What to work on → Output the lines of the listing as a Markdown table with the columns Row and Line, starting at the beginning of the listing and ending at the line containing "selected-cell-range[interactable]: [519, 325, 636, 394]", with both of those lines included. Number each line in the Row column, and omit blank lines.
--- START OF Excerpted data ---
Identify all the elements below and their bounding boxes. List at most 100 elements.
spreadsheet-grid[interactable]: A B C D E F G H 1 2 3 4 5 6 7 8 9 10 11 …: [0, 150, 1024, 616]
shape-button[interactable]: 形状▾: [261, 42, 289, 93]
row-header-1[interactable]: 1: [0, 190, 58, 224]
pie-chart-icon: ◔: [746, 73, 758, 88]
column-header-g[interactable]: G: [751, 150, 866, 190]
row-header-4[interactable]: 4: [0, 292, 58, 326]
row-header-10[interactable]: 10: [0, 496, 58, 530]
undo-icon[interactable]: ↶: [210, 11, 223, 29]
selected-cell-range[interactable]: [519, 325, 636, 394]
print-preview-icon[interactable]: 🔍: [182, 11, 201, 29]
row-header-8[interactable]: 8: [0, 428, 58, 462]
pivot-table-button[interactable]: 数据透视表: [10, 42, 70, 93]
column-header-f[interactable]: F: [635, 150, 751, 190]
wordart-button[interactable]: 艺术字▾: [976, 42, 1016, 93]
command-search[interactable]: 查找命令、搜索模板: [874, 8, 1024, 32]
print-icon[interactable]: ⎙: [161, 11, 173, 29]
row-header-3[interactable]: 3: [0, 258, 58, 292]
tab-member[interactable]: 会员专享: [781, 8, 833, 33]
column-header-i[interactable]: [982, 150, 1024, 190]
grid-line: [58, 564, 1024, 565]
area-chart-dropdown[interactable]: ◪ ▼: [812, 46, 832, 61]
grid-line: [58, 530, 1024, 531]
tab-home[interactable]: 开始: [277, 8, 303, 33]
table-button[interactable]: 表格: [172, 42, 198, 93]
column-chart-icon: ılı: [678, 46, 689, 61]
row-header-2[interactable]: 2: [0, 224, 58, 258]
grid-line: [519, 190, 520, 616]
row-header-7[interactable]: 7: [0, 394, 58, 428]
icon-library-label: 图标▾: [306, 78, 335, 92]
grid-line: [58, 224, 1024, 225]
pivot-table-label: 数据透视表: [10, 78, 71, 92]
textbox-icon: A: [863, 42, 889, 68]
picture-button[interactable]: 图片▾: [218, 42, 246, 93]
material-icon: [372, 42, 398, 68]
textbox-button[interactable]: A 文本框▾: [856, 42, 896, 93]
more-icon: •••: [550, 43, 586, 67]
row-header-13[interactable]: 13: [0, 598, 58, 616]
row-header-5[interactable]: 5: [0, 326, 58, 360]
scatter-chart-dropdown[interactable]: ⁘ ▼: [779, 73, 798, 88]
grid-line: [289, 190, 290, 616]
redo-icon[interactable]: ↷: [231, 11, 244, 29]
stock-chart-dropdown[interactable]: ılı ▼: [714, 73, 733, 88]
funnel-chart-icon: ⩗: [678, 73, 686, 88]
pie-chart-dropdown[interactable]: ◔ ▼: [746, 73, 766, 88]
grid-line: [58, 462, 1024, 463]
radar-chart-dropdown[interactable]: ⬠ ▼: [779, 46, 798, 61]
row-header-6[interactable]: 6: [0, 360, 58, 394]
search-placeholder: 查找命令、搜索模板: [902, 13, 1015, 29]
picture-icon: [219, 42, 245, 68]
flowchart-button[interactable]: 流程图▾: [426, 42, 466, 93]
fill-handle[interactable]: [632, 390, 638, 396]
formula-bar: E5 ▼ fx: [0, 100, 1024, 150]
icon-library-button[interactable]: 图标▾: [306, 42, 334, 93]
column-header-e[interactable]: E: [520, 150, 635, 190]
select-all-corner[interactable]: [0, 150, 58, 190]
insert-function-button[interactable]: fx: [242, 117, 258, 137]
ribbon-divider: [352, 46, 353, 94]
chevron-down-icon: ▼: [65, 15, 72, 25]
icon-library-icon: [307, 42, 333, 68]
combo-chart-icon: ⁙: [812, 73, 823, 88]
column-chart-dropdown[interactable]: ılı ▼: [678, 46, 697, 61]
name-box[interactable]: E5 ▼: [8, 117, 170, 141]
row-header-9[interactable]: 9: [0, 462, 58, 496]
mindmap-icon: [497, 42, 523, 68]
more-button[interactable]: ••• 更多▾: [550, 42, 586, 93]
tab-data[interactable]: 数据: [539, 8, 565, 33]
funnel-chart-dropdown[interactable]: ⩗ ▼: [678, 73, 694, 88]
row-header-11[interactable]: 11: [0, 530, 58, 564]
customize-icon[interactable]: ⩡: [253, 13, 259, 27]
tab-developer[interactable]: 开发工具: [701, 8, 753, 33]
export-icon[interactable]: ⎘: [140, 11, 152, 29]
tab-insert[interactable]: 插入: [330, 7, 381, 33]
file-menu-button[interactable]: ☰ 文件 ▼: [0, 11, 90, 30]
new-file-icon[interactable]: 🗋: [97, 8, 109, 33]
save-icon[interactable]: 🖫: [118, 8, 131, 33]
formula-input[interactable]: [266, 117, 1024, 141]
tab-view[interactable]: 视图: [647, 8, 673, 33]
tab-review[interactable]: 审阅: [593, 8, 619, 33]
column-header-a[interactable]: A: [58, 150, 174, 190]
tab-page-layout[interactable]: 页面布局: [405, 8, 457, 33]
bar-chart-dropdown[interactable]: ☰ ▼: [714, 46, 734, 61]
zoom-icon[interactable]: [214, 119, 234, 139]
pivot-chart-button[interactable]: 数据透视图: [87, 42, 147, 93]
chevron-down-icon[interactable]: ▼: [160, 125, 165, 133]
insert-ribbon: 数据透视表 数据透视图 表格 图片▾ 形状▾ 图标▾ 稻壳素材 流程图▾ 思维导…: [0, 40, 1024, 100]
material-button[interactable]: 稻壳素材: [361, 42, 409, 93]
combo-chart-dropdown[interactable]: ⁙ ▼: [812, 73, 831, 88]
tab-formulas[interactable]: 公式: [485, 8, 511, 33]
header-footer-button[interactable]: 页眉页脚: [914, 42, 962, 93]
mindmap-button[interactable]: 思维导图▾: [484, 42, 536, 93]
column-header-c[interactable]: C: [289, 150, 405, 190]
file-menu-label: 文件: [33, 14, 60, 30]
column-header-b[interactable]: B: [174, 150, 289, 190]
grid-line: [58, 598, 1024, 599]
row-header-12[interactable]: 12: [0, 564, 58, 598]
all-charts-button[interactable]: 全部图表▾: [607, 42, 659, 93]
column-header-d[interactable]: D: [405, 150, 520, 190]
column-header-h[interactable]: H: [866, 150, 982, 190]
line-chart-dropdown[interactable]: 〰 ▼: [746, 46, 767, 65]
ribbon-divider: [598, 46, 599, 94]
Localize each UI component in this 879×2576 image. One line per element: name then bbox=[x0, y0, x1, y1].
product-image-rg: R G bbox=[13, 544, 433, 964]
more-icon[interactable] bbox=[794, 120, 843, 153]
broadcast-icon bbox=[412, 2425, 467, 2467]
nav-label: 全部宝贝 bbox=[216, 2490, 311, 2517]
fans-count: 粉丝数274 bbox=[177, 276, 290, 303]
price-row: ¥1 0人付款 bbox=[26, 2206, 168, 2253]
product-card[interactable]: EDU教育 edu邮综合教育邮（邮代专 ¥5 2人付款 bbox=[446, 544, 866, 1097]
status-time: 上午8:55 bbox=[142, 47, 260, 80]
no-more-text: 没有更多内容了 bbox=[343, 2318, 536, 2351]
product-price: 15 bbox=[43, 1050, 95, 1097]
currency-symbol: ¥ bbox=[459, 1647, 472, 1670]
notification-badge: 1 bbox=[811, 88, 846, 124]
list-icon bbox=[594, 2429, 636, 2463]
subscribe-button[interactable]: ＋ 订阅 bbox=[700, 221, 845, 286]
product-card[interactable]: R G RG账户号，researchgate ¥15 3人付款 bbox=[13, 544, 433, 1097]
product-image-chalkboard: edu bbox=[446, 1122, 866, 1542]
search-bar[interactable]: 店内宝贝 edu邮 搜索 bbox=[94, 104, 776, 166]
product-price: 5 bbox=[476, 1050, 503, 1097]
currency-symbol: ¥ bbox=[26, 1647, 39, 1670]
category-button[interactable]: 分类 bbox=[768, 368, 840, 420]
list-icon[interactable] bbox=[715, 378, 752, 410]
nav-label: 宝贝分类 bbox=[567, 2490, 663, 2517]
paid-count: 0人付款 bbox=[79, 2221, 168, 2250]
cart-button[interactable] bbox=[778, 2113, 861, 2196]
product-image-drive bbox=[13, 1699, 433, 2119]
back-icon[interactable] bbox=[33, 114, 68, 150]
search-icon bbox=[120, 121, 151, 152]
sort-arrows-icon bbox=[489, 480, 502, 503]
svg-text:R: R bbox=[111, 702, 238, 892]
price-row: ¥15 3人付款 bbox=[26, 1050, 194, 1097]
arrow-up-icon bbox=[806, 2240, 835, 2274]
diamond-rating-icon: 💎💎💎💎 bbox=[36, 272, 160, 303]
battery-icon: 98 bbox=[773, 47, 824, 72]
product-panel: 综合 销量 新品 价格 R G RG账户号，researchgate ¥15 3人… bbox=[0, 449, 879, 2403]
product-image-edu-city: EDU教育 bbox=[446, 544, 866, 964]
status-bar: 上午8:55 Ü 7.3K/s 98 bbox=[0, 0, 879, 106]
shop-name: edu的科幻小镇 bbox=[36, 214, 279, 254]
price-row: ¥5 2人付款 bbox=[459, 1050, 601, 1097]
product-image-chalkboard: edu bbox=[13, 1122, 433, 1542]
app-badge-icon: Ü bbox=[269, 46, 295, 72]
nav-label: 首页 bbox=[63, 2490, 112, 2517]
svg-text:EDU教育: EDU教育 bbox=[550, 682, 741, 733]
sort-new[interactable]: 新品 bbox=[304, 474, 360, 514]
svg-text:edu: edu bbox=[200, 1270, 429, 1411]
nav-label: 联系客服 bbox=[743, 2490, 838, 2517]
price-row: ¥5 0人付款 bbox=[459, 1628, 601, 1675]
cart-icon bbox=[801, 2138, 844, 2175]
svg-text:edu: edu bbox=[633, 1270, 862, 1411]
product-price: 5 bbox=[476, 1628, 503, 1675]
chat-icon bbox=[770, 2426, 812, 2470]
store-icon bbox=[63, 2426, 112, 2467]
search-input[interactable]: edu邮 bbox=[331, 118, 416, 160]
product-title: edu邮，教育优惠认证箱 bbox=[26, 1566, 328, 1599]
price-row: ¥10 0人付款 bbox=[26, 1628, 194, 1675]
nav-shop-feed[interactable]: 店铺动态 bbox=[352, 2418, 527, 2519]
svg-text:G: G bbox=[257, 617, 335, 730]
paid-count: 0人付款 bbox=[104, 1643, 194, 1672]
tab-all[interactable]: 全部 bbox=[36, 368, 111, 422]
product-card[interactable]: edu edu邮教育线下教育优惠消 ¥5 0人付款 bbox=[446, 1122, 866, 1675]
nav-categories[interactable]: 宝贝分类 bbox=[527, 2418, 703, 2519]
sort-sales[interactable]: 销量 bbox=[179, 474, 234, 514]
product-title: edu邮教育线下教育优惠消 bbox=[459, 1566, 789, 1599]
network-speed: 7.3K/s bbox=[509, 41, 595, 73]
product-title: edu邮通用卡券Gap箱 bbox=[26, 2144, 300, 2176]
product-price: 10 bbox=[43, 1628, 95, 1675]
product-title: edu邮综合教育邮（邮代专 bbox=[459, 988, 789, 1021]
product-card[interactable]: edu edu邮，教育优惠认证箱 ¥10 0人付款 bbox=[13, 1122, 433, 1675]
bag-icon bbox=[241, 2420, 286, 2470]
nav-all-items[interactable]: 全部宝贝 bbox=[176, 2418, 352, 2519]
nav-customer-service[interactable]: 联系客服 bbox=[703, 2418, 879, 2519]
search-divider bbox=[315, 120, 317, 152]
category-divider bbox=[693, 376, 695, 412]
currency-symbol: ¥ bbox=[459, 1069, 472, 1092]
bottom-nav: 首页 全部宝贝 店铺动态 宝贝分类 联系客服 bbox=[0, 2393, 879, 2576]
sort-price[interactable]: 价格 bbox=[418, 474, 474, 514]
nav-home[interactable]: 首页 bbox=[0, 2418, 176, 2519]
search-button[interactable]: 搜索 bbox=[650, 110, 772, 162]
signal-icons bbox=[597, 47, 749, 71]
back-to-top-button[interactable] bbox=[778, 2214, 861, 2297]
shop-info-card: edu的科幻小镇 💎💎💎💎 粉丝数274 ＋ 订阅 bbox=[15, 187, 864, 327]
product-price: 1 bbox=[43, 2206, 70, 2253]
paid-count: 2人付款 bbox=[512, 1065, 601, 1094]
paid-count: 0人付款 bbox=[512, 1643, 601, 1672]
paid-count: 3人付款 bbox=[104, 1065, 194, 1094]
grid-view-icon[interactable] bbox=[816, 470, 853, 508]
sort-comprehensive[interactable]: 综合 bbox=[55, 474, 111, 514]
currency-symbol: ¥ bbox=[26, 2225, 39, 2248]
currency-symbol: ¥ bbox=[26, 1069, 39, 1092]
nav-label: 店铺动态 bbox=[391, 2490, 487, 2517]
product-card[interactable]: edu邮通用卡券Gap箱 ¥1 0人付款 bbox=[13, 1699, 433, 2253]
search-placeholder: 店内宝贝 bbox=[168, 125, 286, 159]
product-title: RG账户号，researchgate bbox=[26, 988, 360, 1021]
--- END OF Excerpted data ---
Finished task →
| Row | Line |
|---|---|
| 1 | Identify all the elements below and their bounding boxes. List at most 100 elements. |
| 2 | spreadsheet-grid[interactable]: A B C D E F G H 1 2 3 4 5 6 7 8 9 10 11 …: [0, 150, 1024, 616] |
| 3 | shape-button[interactable]: 形状▾: [261, 42, 289, 93] |
| 4 | row-header-1[interactable]: 1: [0, 190, 58, 224] |
| 5 | pie-chart-icon: ◔: [746, 73, 758, 88] |
| 6 | column-header-g[interactable]: G: [751, 150, 866, 190] |
| 7 | row-header-4[interactable]: 4: [0, 292, 58, 326] |
| 8 | row-header-10[interactable]: 10: [0, 496, 58, 530] |
| 9 | undo-icon[interactable]: ↶: [210, 11, 223, 29] |
| 10 | selected-cell-range[interactable]: [519, 325, 636, 394] |